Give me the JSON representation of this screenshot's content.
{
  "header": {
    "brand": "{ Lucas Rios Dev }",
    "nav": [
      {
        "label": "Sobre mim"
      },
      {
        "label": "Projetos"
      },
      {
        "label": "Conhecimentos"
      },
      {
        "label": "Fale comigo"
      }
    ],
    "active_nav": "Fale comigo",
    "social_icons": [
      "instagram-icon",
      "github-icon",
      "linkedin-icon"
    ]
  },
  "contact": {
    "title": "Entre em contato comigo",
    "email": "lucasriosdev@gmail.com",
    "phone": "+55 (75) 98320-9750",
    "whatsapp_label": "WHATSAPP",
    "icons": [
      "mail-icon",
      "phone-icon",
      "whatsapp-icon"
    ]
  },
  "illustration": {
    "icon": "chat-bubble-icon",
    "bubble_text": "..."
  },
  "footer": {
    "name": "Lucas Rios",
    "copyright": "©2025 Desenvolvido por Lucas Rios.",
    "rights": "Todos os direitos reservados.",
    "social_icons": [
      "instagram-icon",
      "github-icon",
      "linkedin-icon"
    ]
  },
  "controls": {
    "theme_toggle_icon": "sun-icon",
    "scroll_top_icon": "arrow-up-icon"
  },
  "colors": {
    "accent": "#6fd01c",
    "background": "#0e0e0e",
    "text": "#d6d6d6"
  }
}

○ ○ ○ ○

TASK BRIEF => Extract every entry in the listing word for word.

SOLUTION BELOW =>
Give me the JSON representation of this screenshot's content.
{
  "header": {
    "brand": "{ Lucas Rios Dev }",
    "nav": [
      {
        "label": "Sobre mim"
      },
      {
        "label": "Projetos"
      },
      {
        "label": "Conhecimentos"
      },
      {
        "label": "Fale comigo"
      }
    ],
    "active_nav": "Fale comigo",
    "social_icons": [
      "instagram-icon",
      "github-icon",
      "linkedin-icon"
    ]
  },
  "contact": {
    "title": "Entre em contato comigo",
    "email": "lucasriosdev@gmail.com",
    "phone": "+55 (75) 98320-9750",
    "whatsapp_label": "WHATSAPP",
    "icons": [
      "mail-icon",
      "phone-icon",
      "whatsapp-icon"
    ]
  },
  "illustration": {
    "icon": "chat-bubble-icon",
    "bubble_text": "..."
  },
  "footer": {
    "name": "Lucas Rios",
    "copyright": "©2025 Desenvolvido por Lucas Rios.",
    "rights": "Todos os direitos reservados.",
    "social_icons": [
      "instagram-icon",
      "github-icon",
      "linkedin-icon"
    ]
  },
  "controls": {
    "theme_toggle_icon": "sun-icon",
    "scroll_top_icon": "arrow-up-icon"
  },
  "colors": {
    "accent": "#6fd01c",
    "background": "#0e0e0e",
    "text": "#d6d6d6"
  }
}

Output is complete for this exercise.